**Your instructions:** Reproduce all the material exactly, minus any pictures it holds.

(Extracted data entries)
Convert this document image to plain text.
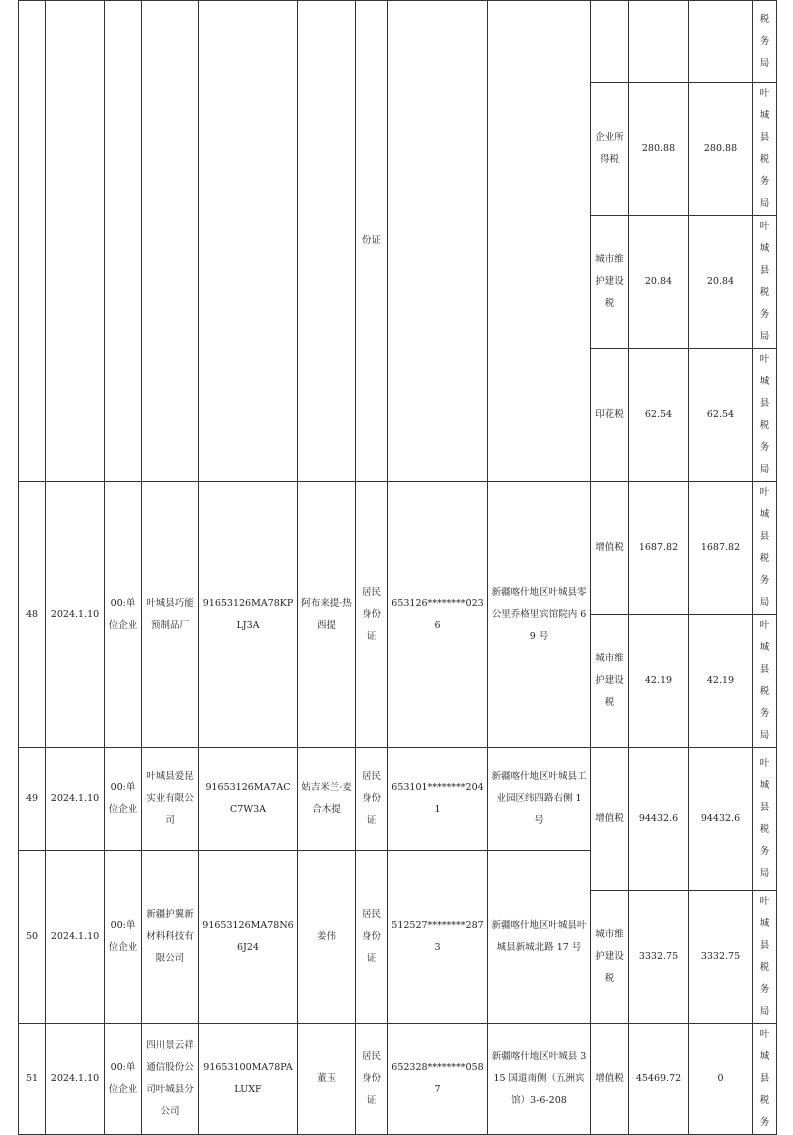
						份证						税务局
									企业所得税	280.88	280.88	叶城县税务局
									城市维护建设税	20.84	20.84	叶城县税务局
									印花税	62.54	62.54	叶城县税务局
48	2024.1.10	00:单位企业	叶城县巧能预制品厂	91653126MA78KPLJ3A	阿布来提·热西提	居民身份证	653126********0236	新疆喀什地区叶城县零公里乔格里宾馆院内 69 号	增值税	1687.82	1687.82	叶城县税务局
									城市维护建设税	42.19	42.19	叶城县税务局
49	2024.1.10	00:单位企业	叶城县爱昆实业有限公司	91653126MA7ACC7W3A	姑吉米兰·麦合木提	居民身份证	653101********2041	新疆喀什地区叶城县工业园区纬四路右侧 1 号	增值税	94432.6	94432.6	叶城县税务局
50	2024.1.10	00:单位企业	新疆护翼新材料科技有限公司	91653126MA78N66J24	姜伟	居民身份证	512527********2873	新疆喀什地区叶城县叶城县新城北路 17 号				
									城市维护建设税	3332.75	3332.75	叶城县税务局
51	2024.1.10	00:单位企业	四川景云祥通信股份公司叶城县分公司	91653100MA78PALUXF	董玉	居民身份证	652328********0587	新疆喀什地区叶城县 315 国道南侧（五洲宾馆）3-6-208	增值税	45469.72	0	叶城县税务
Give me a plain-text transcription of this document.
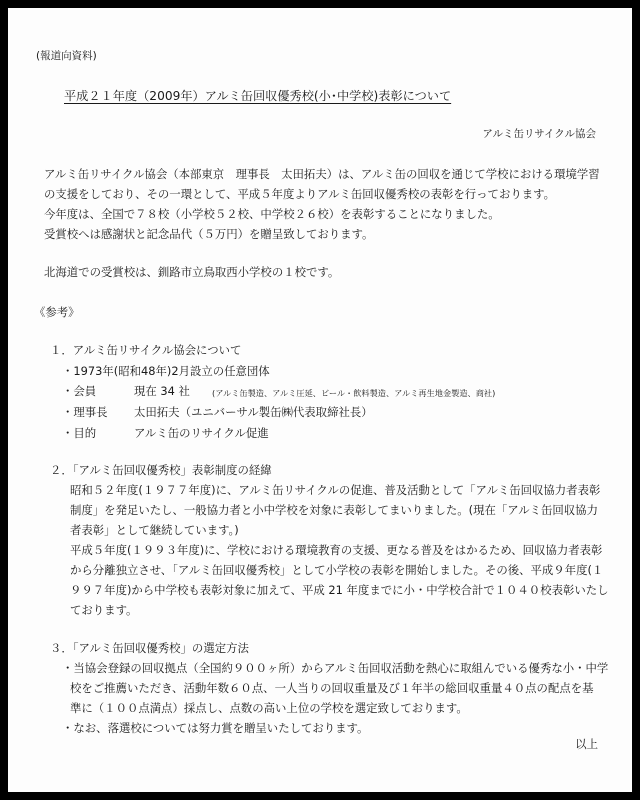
(報道向資料)
平成２１年度（2009年）アルミ缶回収優秀校(小･中学校)表彰について
アルミ缶リサイクル協会
アルミ缶リサイクル協会（本部東京　理事長　太田拓夫）は、アルミ缶の回収を通じて学校における環境学習
の支援をしており、その一環として、平成５年度よりアルミ缶回収優秀校の表彰を行っております。
今年度は、全国で７８校（小学校５２校、中学校２６校）を表彰することになりました。
受賞校へは感謝状と記念品代（５万円）を贈呈致しております。
北海道での受賞校は、釧路市立鳥取西小学校の１校です。
《参考》
１．アルミ缶リサイクル協会について
・1973年(昭和48年)2月設立の任意団体
・会員	現在 34 社	(アルミ缶製造、アルミ圧延、ビール・飲料製造、アルミ再生地金製造、商社)
・理事長 太田拓夫（ユニバーサル製缶㈱代表取締社長）
・目的	アルミ缶のリサイクル促進
２．「アルミ缶回収優秀校」表彰制度の経緯
昭和５２年度(１９７７年度)に、アルミ缶リサイクルの促進、普及活動として「アルミ缶回収協力者表彰
制度」を発足いたし、一般協力者と小中学校を対象に表彰してまいりました。(現在「アルミ缶回収協力
者表彰」として継続しています。)
平成５年度(１９９３年度)に、学校における環境教育の支援、更なる普及をはかるため、回収協力者表彰
から分離独立させ、「アルミ缶回収優秀校」として小学校の表彰を開始しました。その後、平成９年度(１
９９７年度)から中学校も表彰対象に加えて、平成 21 年度までに小・中学校合計で１０４０校表彰いたし
ております。
３．「アルミ缶回収優秀校」の選定方法
・当協会登録の回収拠点（全国約９００ヶ所）からアルミ缶回収活動を熱心に取組んでいる優秀な小・中学
校をご推薦いただき、活動年数６０点、一人当りの回収重量及び１年半の総回収重量４０点の配点を基
準に（１００点満点）採点し、点数の高い上位の学校を選定致しております。
・なお、落選校については努力賞を贈呈いたしております。
以上
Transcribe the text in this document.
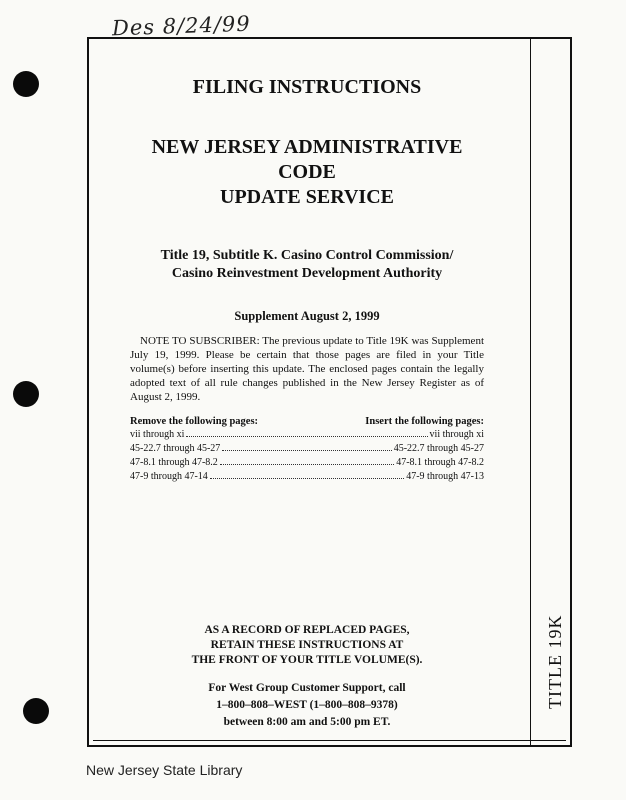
Des 8/24/99
TITLE 19K
FILING INSTRUCTIONS
NEW JERSEY ADMINISTRATIVE CODE
UPDATE SERVICE
Title 19, Subtitle K. Casino Control Commission/
Casino Reinvestment Development Authority
Supplement August 2, 1999
NOTE TO SUBSCRIBER: The previous update to Title 19K was Supplement July 19, 1999. Please be certain that those pages are filed in your Title volume(s) before inserting this update. The enclosed pages contain the legally adopted text of all rule changes published in the New Jersey Register as of August 2, 1999.
Remove the following pages:	Insert the following pages:
vii through xi	vii through xi
45-22.7 through 45-27	45-22.7 through 45-27
47-8.1 through 47-8.2	47-8.1 through 47-8.2
47-9 through 47-14	47-9 through 47-13
AS A RECORD OF REPLACED PAGES,
RETAIN THESE INSTRUCTIONS AT
THE FRONT OF YOUR TITLE VOLUME(S).
For West Group Customer Support, call
1–800–808–WEST (1–800–808–9378)
between 8:00 am and 5:00 pm ET.
New Jersey State Library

**Answer to this exercise:**
Convert this document image to plain text.
						份证						税务局
									企业所得税	280.88	280.88	叶城县税务局
									城市维护建设税	20.84	20.84	叶城县税务局
									印花税	62.54	62.54	叶城县税务局
48	2024.1.10	00:单位企业	叶城县巧能预制品厂	91653126MA78KPLJ3A	阿布来提·热西提	居民身份证	653126********0236	新疆喀什地区叶城县零公里乔格里宾馆院内 69 号	增值税	1687.82	1687.82	叶城县税务局
									城市维护建设税	42.19	42.19	叶城县税务局
49	2024.1.10	00:单位企业	叶城县爱昆实业有限公司	91653126MA7ACC7W3A	姑吉米兰·麦合木提	居民身份证	653101********2041	新疆喀什地区叶城县工业园区纬四路右侧 1 号	增值税	94432.6	94432.6	叶城县税务局
50	2024.1.10	00:单位企业	新疆护翼新材料科技有限公司	91653126MA78N66J24	姜伟	居民身份证	512527********2873	新疆喀什地区叶城县叶城县新城北路 17 号				
									城市维护建设税	3332.75	3332.75	叶城县税务局
51	2024.1.10	00:单位企业	四川景云祥通信股份公司叶城县分公司	91653100MA78PALUXF	董玉	居民身份证	652328********0587	新疆喀什地区叶城县 315 国道南侧（五洲宾馆）3-6-208	增值税	45469.72	0	叶城县税务
Give me a plain-text transcription of this document.
(報道向資料)
平成２１年度（2009年）アルミ缶回収優秀校(小･中学校)表彰について
アルミ缶リサイクル協会
アルミ缶リサイクル協会（本部東京　理事長　太田拓夫）は、アルミ缶の回収を通じて学校における環境学習
の支援をしており、その一環として、平成５年度よりアルミ缶回収優秀校の表彰を行っております。
今年度は、全国で７８校（小学校５２校、中学校２６校）を表彰することになりました。
受賞校へは感謝状と記念品代（５万円）を贈呈致しております。
北海道での受賞校は、釧路市立鳥取西小学校の１校です。
《参考》
１．アルミ缶リサイクル協会について
・1973年(昭和48年)2月設立の任意団体
・会員	現在 34 社	(アルミ缶製造、アルミ圧延、ビール・飲料製造、アルミ再生地金製造、商社)
・理事長 太田拓夫（ユニバーサル製缶㈱代表取締社長）
・目的	アルミ缶のリサイクル促進
２．「アルミ缶回収優秀校」表彰制度の経緯
昭和５２年度(１９７７年度)に、アルミ缶リサイクルの促進、普及活動として「アルミ缶回収協力者表彰
制度」を発足いたし、一般協力者と小中学校を対象に表彰してまいりました。(現在「アルミ缶回収協力
者表彰」として継続しています。)
平成５年度(１９９３年度)に、学校における環境教育の支援、更なる普及をはかるため、回収協力者表彰
から分離独立させ、「アルミ缶回収優秀校」として小学校の表彰を開始しました。その後、平成９年度(１
９９７年度)から中学校も表彰対象に加えて、平成 21 年度までに小・中学校合計で１０４０校表彰いたし
ております。
３．「アルミ缶回収優秀校」の選定方法
・当協会登録の回収拠点（全国約９００ヶ所）からアルミ缶回収活動を熱心に取組んでいる優秀な小・中学
校をご推薦いただき、活動年数６０点、一人当りの回収重量及び１年半の総回収重量４０点の配点を基
準に（１００点満点）採点し、点数の高い上位の学校を選定致しております。
・なお、落選校については努力賞を贈呈いたしております。
以上
Transcribe the text in this document.
Des 8/24/99
TITLE 19K
FILING INSTRUCTIONS
NEW JERSEY ADMINISTRATIVE CODE
UPDATE SERVICE
Title 19, Subtitle K. Casino Control Commission/
Casino Reinvestment Development Authority
Supplement August 2, 1999
NOTE TO SUBSCRIBER: The previous update to Title 19K was Supplement July 19, 1999. Please be certain that those pages are filed in your Title volume(s) before inserting this update. The enclosed pages contain the legally adopted text of all rule changes published in the New Jersey Register as of August 2, 1999.
Remove the following pages:	Insert the following pages:
vii through xi	vii through xi
45-22.7 through 45-27	45-22.7 through 45-27
47-8.1 through 47-8.2	47-8.1 through 47-8.2
47-9 through 47-14	47-9 through 47-13
AS A RECORD OF REPLACED PAGES,
RETAIN THESE INSTRUCTIONS AT
THE FRONT OF YOUR TITLE VOLUME(S).
For West Group Customer Support, call
1–800–808–WEST (1–800–808–9378)
between 8:00 am and 5:00 pm ET.
New Jersey State Library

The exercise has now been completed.